■ **To be done**
Among the entries, which lines carry the string "Platonning"? Copy each of them.

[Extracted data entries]
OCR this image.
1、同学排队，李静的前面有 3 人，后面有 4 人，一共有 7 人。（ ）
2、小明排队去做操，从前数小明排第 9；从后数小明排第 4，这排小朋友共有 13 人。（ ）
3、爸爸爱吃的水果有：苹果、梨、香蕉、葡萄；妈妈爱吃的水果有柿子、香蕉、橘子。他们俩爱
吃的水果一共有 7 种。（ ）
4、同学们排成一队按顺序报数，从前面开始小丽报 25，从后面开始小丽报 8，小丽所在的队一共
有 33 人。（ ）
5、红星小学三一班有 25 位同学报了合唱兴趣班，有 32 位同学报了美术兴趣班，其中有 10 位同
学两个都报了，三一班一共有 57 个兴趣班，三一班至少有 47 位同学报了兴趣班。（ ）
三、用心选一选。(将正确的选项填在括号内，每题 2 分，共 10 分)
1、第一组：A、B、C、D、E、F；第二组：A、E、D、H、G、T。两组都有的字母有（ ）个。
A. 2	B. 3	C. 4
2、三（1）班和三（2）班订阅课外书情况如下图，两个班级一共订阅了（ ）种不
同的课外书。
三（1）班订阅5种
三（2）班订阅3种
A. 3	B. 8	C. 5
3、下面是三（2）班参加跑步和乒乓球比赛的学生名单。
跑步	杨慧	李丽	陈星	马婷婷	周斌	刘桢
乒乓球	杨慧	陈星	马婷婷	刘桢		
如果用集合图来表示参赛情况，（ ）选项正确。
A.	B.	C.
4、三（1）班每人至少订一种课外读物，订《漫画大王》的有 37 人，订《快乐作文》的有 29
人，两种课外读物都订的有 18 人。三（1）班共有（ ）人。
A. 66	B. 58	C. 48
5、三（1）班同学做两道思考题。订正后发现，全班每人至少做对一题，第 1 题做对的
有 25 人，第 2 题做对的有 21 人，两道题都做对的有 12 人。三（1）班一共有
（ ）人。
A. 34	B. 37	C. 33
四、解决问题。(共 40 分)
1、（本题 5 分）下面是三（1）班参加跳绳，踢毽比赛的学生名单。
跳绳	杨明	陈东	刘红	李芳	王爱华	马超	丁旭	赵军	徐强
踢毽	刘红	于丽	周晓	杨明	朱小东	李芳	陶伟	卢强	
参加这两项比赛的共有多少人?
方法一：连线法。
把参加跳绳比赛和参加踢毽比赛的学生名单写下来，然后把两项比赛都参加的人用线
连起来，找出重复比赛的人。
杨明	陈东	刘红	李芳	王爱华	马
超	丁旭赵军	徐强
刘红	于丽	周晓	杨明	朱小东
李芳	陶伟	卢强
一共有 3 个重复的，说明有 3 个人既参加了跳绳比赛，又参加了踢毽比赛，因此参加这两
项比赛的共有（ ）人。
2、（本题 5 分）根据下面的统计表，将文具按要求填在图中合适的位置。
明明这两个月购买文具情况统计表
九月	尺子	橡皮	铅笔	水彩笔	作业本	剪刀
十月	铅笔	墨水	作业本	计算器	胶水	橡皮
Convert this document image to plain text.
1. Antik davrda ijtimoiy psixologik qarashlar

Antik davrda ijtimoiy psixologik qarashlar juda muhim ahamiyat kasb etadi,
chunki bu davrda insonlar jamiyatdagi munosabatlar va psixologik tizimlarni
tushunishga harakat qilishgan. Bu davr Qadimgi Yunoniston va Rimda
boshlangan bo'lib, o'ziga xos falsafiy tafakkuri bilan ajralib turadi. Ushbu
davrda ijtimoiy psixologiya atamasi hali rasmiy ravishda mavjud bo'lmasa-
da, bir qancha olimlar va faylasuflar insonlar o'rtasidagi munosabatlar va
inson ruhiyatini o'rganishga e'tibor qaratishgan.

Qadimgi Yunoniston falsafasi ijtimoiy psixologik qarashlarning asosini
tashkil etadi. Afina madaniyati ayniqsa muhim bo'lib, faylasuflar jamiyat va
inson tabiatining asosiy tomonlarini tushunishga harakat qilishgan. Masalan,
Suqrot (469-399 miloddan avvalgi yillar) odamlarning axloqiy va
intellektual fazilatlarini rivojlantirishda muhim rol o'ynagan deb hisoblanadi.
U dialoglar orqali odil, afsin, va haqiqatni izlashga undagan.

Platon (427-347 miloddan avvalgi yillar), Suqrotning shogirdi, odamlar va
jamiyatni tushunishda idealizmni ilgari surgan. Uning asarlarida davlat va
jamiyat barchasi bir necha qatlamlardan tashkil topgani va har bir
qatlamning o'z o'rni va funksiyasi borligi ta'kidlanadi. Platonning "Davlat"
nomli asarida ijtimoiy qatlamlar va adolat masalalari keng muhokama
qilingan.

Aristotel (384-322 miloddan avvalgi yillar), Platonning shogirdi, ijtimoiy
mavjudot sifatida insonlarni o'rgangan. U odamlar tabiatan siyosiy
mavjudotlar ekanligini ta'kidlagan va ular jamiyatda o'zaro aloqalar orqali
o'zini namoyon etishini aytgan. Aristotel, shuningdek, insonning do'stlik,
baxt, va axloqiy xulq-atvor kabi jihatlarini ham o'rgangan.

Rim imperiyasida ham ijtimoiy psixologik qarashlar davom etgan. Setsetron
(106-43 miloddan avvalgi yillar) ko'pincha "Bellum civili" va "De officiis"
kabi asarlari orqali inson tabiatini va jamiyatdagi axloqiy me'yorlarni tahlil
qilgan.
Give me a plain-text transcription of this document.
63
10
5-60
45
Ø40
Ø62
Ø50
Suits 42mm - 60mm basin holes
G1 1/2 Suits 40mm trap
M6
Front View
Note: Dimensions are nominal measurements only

■ **Final answer**
qatlamning o'z o'rni va funksiyasi borligi ta'kidlanadi. Platonning "Davlat"
Aristotel (384-322 miloddan avvalgi yillar), Platonning shogirdi, ijtimoiy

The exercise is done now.